**Problem details:**
Line by line, output the material without altering anything.

□ □ □

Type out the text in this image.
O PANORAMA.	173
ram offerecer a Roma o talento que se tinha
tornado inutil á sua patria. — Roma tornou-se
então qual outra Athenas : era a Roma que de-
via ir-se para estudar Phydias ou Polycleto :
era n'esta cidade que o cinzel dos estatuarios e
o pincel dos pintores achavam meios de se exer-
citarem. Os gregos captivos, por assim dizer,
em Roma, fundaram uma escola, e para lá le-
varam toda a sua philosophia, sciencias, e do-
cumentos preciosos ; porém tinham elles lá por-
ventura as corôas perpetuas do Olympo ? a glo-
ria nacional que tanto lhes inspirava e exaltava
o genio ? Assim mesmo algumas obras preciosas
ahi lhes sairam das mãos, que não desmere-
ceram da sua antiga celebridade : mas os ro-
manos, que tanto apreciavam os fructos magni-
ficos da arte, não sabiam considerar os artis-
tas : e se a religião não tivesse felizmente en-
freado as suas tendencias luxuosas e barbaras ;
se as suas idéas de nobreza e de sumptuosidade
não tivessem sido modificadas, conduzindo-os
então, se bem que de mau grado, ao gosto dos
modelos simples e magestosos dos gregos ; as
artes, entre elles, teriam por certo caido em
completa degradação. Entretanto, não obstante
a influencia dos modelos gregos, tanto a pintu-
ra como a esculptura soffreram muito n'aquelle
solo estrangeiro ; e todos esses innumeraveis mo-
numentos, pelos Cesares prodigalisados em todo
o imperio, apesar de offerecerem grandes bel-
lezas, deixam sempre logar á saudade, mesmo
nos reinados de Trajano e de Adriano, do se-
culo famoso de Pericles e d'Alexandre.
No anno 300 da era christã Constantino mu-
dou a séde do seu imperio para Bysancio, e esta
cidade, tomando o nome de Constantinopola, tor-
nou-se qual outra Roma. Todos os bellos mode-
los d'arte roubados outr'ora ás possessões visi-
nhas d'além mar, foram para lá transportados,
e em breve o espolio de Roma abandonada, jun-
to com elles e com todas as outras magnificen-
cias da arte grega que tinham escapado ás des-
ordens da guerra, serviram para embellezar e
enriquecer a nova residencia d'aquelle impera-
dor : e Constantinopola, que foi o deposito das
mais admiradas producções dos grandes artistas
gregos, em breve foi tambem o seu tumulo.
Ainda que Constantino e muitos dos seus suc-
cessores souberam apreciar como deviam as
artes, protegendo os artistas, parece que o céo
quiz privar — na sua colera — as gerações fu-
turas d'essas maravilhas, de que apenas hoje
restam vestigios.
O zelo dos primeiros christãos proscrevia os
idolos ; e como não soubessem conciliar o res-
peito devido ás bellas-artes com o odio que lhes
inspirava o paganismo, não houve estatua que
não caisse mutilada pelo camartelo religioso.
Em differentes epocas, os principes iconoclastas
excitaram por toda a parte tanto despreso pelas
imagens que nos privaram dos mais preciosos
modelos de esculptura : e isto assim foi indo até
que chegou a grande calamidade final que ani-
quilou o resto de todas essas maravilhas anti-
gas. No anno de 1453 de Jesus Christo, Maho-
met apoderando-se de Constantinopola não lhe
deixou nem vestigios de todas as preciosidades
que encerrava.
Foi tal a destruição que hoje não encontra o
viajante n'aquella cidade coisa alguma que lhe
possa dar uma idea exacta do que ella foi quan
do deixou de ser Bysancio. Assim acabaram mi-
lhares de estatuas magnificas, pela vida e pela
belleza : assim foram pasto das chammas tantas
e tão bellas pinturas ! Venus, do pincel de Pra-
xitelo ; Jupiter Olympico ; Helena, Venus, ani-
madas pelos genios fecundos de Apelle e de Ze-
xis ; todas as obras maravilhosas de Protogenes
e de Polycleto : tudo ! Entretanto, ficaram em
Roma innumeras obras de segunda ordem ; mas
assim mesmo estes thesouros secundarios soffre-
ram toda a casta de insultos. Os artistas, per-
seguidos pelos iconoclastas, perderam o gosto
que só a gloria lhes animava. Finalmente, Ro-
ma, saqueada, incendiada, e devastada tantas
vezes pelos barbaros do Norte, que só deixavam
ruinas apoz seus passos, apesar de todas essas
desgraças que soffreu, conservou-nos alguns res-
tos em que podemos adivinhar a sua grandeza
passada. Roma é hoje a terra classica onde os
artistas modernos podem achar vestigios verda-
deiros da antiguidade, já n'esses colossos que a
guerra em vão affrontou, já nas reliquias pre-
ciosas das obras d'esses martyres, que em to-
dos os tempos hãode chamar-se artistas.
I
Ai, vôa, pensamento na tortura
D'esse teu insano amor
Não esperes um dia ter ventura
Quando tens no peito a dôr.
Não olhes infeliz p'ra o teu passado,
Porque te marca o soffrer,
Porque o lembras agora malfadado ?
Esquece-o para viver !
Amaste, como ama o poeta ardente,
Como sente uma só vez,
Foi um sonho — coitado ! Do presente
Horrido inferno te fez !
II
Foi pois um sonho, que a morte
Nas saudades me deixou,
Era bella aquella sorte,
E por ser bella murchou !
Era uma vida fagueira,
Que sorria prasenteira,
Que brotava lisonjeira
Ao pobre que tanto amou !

□ □ □

**Exercise response:**
Type out the text in this image.
O PANORAMA.	173
ram offerecer a Roma o talento que se tinha
tornado inutil á sua patria. — Roma tornou-se
então qual outra Athenas : era a Roma que de-
via ir-se para estudar Phydias ou Polycleto :
era n'esta cidade que o cinzel dos estatuarios e
o pincel dos pintores achavam meios de se exer-
citarem. Os gregos captivos, por assim dizer,
em Roma, fundaram uma escola, e para lá le-
varam toda a sua philosophia, sciencias, e do-
cumentos preciosos ; porém tinham elles lá por-
ventura as corôas perpetuas do Olympo ? a glo-
ria nacional que tanto lhes inspirava e exaltava
o genio ? Assim mesmo algumas obras preciosas
ahi lhes sairam das mãos, que não desmere-
ceram da sua antiga celebridade : mas os ro-
manos, que tanto apreciavam os fructos magni-
ficos da arte, não sabiam considerar os artis-
tas : e se a religião não tivesse felizmente en-
freado as suas tendencias luxuosas e barbaras ;
se as suas idéas de nobreza e de sumptuosidade
não tivessem sido modificadas, conduzindo-os
então, se bem que de mau grado, ao gosto dos
modelos simples e magestosos dos gregos ; as
artes, entre elles, teriam por certo caido em
completa degradação. Entretanto, não obstante
a influencia dos modelos gregos, tanto a pintu-
ra como a esculptura soffreram muito n'aquelle
solo estrangeiro ; e todos esses innumeraveis mo-
numentos, pelos Cesares prodigalisados em todo
o imperio, apesar de offerecerem grandes bel-
lezas, deixam sempre logar á saudade, mesmo
nos reinados de Trajano e de Adriano, do se-
culo famoso de Pericles e d'Alexandre.
No anno 300 da era christã Constantino mu-
dou a séde do seu imperio para Bysancio, e esta
cidade, tomando o nome de Constantinopola, tor-
nou-se qual outra Roma. Todos os bellos mode-
los d'arte roubados outr'ora ás possessões visi-
nhas d'além mar, foram para lá transportados,
e em breve o espolio de Roma abandonada, jun-
to com elles e com todas as outras magnificen-
cias da arte grega que tinham escapado ás des-
ordens da guerra, serviram para embellezar e
enriquecer a nova residencia d'aquelle impera-
dor : e Constantinopola, que foi o deposito das
mais admiradas producções dos grandes artistas
gregos, em breve foi tambem o seu tumulo.
Ainda que Constantino e muitos dos seus suc-
cessores souberam apreciar como deviam as
artes, protegendo os artistas, parece que o céo
quiz privar — na sua colera — as gerações fu-
turas d'essas maravilhas, de que apenas hoje
restam vestigios.
O zelo dos primeiros christãos proscrevia os
idolos ; e como não soubessem conciliar o res-
peito devido ás bellas-artes com o odio que lhes
inspirava o paganismo, não houve estatua que
não caisse mutilada pelo camartelo religioso.
Em differentes epocas, os principes iconoclastas
excitaram por toda a parte tanto despreso pelas
imagens que nos privaram dos mais preciosos
modelos de esculptura : e isto assim foi indo até
que chegou a grande calamidade final que ani-
quilou o resto de todas essas maravilhas anti-
gas. No anno de 1453 de Jesus Christo, Maho-
met apoderando-se de Constantinopola não lhe
deixou nem vestigios de todas as preciosidades
que encerrava.
Foi tal a destruição que hoje não encontra o
viajante n'aquella cidade coisa alguma que lhe
possa dar uma idea exacta do que ella foi quan
do deixou de ser Bysancio. Assim acabaram mi-
lhares de estatuas magnificas, pela vida e pela
belleza : assim foram pasto das chammas tantas
e tão bellas pinturas ! Venus, do pincel de Pra-
xitelo ; Jupiter Olympico ; Helena, Venus, ani-
madas pelos genios fecundos de Apelle e de Ze-
xis ; todas as obras maravilhosas de Protogenes
e de Polycleto : tudo ! Entretanto, ficaram em
Roma innumeras obras de segunda ordem ; mas
assim mesmo estes thesouros secundarios soffre-
ram toda a casta de insultos. Os artistas, per-
seguidos pelos iconoclastas, perderam o gosto
que só a gloria lhes animava. Finalmente, Ro-
ma, saqueada, incendiada, e devastada tantas
vezes pelos barbaros do Norte, que só deixavam
ruinas apoz seus passos, apesar de todas essas
desgraças que soffreu, conservou-nos alguns res-
tos em que podemos adivinhar a sua grandeza
passada. Roma é hoje a terra classica onde os
artistas modernos podem achar vestigios verda-
deiros da antiguidade, já n'esses colossos que a
guerra em vão affrontou, já nas reliquias pre-
ciosas das obras d'esses martyres, que em to-
dos os tempos hãode chamar-se artistas.
I
Ai, vôa, pensamento na tortura
D'esse teu insano amor
Não esperes um dia ter ventura
Quando tens no peito a dôr.
Não olhes infeliz p'ra o teu passado,
Porque te marca o soffrer,
Porque o lembras agora malfadado ?
Esquece-o para viver !
Amaste, como ama o poeta ardente,
Como sente uma só vez,
Foi um sonho — coitado ! Do presente
Horrido inferno te fez !
II
Foi pois um sonho, que a morte
Nas saudades me deixou,
Era bella aquella sorte,
E por ser bella murchou !
Era uma vida fagueira,
Que sorria prasenteira,
Que brotava lisonjeira
Ao pobre que tanto amou !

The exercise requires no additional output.